▶ [Data records]
- - - - - - -
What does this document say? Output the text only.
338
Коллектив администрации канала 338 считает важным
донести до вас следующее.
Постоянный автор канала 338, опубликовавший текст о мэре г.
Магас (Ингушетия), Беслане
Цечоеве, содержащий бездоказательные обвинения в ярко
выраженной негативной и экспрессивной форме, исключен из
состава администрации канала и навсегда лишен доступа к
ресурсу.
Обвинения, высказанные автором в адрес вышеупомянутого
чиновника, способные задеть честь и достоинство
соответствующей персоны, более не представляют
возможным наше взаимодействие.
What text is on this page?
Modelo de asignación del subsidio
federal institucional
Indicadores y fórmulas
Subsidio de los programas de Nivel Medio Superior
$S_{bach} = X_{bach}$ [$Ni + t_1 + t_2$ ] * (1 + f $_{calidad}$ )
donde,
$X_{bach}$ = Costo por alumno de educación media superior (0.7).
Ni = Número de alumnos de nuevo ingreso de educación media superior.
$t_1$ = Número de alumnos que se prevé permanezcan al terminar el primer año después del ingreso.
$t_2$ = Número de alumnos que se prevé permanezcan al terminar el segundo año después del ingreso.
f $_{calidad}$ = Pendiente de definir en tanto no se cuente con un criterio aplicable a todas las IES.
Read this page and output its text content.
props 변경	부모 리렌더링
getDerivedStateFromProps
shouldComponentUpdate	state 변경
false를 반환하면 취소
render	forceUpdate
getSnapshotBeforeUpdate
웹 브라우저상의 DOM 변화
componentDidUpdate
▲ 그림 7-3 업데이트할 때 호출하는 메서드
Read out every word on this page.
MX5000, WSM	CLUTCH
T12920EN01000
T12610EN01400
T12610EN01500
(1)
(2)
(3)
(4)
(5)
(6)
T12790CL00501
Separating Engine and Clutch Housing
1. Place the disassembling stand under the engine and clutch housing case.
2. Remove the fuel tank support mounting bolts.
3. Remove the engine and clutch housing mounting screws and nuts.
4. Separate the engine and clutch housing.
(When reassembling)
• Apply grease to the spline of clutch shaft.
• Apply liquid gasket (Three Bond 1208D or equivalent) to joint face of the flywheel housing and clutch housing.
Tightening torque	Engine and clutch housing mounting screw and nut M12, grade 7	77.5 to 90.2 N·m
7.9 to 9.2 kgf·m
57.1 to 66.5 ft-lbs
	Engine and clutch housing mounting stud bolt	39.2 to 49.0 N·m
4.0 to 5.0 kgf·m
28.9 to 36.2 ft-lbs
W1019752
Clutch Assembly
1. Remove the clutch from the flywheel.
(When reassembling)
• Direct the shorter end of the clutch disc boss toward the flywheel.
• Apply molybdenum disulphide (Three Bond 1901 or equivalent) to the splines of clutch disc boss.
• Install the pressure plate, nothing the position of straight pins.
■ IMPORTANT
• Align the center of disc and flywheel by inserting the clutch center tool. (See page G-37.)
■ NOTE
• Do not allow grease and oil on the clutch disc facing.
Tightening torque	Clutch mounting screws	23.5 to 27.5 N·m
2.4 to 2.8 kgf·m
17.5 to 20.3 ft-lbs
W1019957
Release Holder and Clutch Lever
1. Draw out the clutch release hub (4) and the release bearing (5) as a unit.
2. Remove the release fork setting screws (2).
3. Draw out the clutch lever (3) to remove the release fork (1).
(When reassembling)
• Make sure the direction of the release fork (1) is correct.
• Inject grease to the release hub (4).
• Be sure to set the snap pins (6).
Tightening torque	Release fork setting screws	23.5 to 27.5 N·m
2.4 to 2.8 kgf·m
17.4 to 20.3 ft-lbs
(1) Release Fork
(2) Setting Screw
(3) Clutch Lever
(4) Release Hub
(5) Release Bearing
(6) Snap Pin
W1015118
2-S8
- - - - - - -
▶ [Exercise objective] Go through the entries and return each line where the word "ingreso" appears.

▶ [The response]
Ni = Número de alumnos de nuevo ingreso de educación media superior.
$t_1$ = Número de alumnos que se prevé permanezcan al terminar el primer año después del ingreso.
$t_2$ = Número de alumnos que se prevé permanezcan al terminar el segundo año después del ingreso.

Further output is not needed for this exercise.